Stored data entries
○ ○ ○ ○ ○ ○ ○

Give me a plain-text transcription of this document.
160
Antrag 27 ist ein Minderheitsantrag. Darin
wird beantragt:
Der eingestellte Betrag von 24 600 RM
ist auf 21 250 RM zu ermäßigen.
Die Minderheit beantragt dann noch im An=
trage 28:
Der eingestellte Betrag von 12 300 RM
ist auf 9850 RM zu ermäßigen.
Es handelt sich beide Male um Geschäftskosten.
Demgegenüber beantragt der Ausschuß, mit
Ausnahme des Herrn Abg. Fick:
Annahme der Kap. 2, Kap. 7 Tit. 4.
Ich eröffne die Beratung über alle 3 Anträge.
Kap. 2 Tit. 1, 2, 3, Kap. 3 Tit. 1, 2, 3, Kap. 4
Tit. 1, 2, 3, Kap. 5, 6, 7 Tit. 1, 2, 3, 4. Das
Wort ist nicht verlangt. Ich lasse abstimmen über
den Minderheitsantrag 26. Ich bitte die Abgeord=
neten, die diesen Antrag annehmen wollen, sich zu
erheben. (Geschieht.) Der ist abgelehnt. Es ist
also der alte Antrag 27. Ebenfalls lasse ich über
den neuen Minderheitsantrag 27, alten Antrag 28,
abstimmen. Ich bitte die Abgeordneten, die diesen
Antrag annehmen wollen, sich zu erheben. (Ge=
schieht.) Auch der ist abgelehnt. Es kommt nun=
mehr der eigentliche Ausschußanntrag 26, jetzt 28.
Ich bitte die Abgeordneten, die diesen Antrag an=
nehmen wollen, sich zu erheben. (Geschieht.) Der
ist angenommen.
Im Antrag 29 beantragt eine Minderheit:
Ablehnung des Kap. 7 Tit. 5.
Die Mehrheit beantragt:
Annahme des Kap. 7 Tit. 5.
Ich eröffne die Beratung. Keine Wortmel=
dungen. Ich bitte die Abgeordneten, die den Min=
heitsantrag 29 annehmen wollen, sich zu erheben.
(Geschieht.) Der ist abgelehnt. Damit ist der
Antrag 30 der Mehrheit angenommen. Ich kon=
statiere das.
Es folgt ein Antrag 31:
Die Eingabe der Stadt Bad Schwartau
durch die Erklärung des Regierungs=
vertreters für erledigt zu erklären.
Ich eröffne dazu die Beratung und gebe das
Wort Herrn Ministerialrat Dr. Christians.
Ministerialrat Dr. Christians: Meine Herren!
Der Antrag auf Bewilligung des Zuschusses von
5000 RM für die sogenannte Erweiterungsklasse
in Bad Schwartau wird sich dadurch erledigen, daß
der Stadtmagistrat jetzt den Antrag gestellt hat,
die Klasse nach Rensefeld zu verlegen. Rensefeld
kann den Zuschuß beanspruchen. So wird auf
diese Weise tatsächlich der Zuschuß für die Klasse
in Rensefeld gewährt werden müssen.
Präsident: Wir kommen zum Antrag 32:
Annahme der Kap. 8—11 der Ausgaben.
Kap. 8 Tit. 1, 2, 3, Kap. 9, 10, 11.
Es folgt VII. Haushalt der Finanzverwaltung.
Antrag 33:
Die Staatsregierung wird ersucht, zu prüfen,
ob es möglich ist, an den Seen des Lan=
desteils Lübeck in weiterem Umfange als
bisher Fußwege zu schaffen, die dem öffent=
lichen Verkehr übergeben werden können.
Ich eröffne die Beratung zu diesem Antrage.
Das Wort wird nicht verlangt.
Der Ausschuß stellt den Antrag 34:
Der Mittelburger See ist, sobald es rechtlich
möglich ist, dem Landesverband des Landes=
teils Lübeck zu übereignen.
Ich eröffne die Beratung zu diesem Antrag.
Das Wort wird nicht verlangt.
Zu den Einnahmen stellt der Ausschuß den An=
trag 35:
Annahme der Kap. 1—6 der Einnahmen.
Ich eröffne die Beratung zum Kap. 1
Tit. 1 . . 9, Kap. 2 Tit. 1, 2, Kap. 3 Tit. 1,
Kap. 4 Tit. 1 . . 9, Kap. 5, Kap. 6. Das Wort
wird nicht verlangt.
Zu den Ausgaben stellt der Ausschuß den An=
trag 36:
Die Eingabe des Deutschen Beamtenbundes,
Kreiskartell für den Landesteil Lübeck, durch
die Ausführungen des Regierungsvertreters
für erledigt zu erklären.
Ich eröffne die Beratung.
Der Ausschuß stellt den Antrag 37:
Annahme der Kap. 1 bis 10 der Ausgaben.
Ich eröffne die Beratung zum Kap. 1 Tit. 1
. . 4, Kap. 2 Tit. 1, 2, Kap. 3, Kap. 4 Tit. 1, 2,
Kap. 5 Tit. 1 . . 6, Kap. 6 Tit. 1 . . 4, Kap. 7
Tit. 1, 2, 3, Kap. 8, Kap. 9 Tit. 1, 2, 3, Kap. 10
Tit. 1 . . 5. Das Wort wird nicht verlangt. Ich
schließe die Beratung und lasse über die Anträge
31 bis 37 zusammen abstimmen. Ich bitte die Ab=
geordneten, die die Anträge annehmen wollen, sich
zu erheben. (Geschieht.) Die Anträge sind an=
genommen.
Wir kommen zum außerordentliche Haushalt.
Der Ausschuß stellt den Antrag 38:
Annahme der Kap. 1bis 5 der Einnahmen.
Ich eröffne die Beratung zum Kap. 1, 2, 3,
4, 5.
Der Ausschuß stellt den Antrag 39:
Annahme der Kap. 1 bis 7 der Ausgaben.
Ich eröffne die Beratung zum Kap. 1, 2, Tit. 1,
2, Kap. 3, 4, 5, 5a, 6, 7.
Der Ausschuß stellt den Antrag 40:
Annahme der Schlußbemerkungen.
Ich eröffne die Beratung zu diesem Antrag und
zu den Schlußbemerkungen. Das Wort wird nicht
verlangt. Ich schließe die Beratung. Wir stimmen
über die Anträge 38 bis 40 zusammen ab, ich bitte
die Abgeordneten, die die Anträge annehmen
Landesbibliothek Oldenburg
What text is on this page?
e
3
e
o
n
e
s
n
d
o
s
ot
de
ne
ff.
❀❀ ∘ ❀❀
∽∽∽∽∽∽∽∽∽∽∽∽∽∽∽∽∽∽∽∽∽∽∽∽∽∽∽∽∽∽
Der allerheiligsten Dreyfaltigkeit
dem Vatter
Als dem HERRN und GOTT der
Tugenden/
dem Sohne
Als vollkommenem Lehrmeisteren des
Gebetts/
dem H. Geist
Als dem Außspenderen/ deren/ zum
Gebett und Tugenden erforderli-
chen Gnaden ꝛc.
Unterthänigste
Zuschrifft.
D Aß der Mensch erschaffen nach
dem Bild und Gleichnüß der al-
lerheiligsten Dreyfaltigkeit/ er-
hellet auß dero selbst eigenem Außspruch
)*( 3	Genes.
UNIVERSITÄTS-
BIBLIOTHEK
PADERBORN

○ ○ ○ ○ ○ ○ ○

## [Assignment]
Going from the line that contains "What text is on this page?" to the last line of the records, reproduce every line as written.

## [Response below]
What text is on this page?
e
3
e
o
n
e
s
n
d
o
s
ot
de
ne
ff.
❀❀ ∘ ❀❀
∽∽∽∽∽∽∽∽∽∽∽∽∽∽∽∽∽∽∽∽∽∽∽∽∽∽∽∽∽∽
Der allerheiligsten Dreyfaltigkeit
dem Vatter
Als dem HERRN und GOTT der
Tugenden/
dem Sohne
Als vollkommenem Lehrmeisteren des
Gebetts/
dem H. Geist
Als dem Außspenderen/ deren/ zum
Gebett und Tugenden erforderli-
chen Gnaden ꝛc.
Unterthänigste
Zuschrifft.
D Aß der Mensch erschaffen nach
dem Bild und Gleichnüß der al-
lerheiligsten Dreyfaltigkeit/ er-
hellet auß dero selbst eigenem Außspruch
)*( 3	Genes.
UNIVERSITÄTS-
BIBLIOTHEK
PADERBORN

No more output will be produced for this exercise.